A Guemará responde: Beit Shammai sustentam: Mesmo com relação a votos que foram revelados ao noivo, no caso de sua morte, sua autoridade retorna ao pai. Além disso, quando o pai ou o marido de uma jovem anula seu voto, ele separa sua parte dele, permitindo que o pai anule seu voto por conta própria após a morte do noivo. Beit Hillel sustentam que seu pai e seu último marido juntos anulam seus votos, e ele que anula seu voto não separa isso, mas antes enfraquece sua força. Mesmo que o primeiro noivo soubesse do voto antes de sua morte, o pai pode anulá-lo em conjunto com outro noivo. Esta decisão está de acordo com a decisão de Shmuel de que seu último noivo pode anular até mesmo aqueles votos que ela fez enquanto estava prometida ao primeiro homem.
§ Foi levantado um dilema perante os Sábios: o divórcio de um marido de sua esposa depois que ela fez um voto é considerado como silêncio, ou é considerado como ratificação do voto?
A Guemará pergunta: Qual é a diferença entre as duas possibilidades? Em todo caso, ele não anulou o voto dela antes do divórcio, e, uma vez que a divorciou, já não pode mais fazê-lo. A Guemará responde: Há uma diferença em um caso em que ela fez um voto, e seu marido ouviu o voto, e a divorciou, e tornou a casar-se com ela no mesmo dia. Se o Mestre diz que o divórcio é como silêncio, o marido pode agora anular o voto por ela, pois é o mesmo dia. Mas se o Mestre diz que o divórcio é como ratificação, ele não pode anular o voto por ela, pois o ratificou ao divorciá-la.

Dados de segmentação de página
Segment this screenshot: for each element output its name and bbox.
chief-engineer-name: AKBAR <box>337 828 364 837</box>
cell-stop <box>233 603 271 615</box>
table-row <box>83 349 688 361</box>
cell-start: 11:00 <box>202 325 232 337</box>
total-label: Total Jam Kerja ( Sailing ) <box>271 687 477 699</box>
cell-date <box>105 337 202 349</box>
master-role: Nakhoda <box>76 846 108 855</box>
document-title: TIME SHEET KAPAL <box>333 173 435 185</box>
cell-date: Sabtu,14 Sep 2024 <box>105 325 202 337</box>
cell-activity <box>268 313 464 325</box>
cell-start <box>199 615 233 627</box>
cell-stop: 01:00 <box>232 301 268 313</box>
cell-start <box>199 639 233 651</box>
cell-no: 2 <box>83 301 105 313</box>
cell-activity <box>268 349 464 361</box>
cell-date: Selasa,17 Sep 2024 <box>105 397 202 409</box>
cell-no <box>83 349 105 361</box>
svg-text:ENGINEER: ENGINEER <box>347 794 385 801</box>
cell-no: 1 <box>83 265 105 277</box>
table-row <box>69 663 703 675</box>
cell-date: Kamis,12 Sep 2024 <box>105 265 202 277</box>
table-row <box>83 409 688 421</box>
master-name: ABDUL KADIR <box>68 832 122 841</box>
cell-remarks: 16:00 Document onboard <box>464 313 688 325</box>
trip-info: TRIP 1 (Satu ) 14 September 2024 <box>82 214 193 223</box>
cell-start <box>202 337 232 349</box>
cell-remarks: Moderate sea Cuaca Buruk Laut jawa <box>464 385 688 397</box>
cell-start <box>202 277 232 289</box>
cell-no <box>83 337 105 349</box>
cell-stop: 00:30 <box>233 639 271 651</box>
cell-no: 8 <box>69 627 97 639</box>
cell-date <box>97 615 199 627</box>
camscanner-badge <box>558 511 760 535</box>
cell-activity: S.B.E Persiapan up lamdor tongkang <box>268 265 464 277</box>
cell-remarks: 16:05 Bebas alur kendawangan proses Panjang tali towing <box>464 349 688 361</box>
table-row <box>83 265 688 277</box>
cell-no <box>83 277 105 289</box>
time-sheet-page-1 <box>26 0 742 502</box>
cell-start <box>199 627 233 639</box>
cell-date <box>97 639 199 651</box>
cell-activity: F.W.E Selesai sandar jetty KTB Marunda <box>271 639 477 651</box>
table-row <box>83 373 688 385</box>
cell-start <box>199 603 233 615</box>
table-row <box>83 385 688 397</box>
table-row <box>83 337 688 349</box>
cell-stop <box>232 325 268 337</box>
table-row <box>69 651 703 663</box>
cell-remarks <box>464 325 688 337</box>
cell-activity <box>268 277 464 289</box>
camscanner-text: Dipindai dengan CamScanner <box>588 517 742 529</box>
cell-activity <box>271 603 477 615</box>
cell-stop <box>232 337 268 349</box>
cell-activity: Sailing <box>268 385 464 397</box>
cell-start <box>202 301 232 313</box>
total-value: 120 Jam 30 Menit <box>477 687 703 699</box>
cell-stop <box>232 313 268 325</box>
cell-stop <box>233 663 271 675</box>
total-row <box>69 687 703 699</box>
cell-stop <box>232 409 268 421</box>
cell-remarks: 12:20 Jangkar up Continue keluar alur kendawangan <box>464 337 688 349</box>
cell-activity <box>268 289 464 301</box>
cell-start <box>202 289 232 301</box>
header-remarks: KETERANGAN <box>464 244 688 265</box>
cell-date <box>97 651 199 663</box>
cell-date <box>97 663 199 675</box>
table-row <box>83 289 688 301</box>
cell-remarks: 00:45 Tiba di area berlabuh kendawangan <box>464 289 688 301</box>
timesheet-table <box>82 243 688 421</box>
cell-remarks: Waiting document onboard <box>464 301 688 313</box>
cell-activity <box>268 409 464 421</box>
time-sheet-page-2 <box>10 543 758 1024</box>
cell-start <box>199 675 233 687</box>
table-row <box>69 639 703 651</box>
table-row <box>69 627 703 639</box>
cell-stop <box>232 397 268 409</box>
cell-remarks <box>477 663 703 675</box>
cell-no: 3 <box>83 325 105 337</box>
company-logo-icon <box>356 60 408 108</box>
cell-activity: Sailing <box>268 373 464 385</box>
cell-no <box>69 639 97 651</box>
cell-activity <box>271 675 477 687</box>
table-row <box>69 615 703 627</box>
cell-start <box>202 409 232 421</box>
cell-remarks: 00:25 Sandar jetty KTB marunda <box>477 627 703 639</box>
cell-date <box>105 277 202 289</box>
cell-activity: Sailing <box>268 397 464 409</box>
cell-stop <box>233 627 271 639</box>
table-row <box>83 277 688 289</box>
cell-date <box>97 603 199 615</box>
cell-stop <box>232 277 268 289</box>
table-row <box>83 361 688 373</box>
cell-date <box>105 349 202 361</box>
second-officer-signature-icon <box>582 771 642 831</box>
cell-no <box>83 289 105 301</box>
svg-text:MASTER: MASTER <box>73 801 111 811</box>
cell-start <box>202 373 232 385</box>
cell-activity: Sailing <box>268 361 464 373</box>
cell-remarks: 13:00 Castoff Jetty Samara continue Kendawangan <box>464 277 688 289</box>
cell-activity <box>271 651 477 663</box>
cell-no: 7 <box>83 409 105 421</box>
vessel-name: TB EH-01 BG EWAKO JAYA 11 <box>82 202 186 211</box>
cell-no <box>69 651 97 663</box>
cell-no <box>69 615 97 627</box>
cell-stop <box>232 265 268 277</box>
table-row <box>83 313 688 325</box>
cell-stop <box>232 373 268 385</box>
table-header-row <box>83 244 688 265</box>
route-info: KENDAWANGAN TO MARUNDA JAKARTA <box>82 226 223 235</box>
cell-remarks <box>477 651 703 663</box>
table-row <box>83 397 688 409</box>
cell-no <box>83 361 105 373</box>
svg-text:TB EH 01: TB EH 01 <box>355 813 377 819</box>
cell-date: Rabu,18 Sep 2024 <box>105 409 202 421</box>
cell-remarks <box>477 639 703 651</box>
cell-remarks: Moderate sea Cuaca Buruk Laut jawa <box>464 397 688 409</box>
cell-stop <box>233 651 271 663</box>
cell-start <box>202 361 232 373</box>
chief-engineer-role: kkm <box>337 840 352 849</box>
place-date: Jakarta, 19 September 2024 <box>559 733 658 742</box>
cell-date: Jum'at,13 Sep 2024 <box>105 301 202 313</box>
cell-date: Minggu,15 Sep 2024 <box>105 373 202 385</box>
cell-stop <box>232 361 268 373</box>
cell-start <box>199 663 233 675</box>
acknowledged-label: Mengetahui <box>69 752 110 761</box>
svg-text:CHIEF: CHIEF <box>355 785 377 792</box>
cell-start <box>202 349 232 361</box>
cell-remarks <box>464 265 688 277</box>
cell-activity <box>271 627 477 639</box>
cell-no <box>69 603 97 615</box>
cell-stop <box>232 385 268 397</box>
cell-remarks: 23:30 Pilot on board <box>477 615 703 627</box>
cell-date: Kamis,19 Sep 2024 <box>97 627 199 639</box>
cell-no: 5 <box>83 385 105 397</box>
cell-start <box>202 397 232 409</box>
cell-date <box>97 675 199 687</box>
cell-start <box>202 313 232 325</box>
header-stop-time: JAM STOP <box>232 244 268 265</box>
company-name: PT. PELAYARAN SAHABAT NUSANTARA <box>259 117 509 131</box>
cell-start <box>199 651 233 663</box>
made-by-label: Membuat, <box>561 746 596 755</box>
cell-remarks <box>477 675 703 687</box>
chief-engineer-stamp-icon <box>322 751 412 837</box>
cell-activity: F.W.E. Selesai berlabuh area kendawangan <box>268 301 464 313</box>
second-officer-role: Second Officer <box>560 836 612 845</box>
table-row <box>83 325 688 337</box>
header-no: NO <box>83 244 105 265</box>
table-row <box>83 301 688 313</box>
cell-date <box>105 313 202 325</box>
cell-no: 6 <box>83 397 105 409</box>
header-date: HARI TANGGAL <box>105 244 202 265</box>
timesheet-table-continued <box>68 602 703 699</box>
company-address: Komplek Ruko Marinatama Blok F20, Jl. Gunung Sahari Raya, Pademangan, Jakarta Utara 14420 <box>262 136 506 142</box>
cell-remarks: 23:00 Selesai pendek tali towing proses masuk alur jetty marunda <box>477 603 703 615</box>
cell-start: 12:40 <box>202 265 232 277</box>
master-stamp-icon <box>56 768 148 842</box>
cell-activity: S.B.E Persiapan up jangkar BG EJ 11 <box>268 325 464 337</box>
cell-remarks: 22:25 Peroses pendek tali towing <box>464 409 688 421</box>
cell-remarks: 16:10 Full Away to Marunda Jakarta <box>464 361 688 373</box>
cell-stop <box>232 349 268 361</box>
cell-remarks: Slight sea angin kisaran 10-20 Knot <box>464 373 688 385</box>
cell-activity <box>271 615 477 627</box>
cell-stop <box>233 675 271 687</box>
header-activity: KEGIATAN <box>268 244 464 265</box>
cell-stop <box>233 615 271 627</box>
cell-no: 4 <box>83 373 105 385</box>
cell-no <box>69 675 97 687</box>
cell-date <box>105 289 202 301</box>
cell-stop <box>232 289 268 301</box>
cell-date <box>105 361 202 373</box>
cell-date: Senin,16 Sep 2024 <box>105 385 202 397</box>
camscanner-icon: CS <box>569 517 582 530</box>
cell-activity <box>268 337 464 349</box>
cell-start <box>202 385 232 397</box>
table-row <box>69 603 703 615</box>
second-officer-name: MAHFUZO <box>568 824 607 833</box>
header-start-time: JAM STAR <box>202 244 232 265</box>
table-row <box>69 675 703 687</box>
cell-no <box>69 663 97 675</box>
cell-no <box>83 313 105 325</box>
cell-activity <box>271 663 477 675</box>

Requisitos das tarefas:
1. Reescreva o texto sobre os votos desde "A Guemará responde: Beit" até "ao primeiro homem.", renomeando "noivo" como "prometido".
2. Segundo o texto, quem juntos anulam os votos da jovem na opinião de Beit Hillel?
Os registros não são necessários para este exercício.

Respostas do exercício:
1.
A Guemará responde: Beit Shammai sustentam: Mesmo com relação a votos que foram revelados ao prometido, no caso de sua morte, sua autoridade retorna ao pai. Além disso, quando o pai ou o marido de uma jovem anula seu voto, ele separa sua parte dele, permitindo que o pai anule seu voto por conta própria após a morte do prometido. Beit Hillel sustentam que seu pai e seu último marido juntos anulam seus votos, e ele que anula seu voto não separa isso, mas antes enfraquece sua força. Mesmo que o primeiro prometido soubesse do voto antes de sua morte, o pai pode anulá-lo em conjunto com outro prometido. Esta decisão está de acordo com a decisão de Shmuel de que seu último prometido pode anular até mesmo aqueles votos que ela fez enquanto estava prometida ao primeiro homem.

2. Seu pai e seu último marido.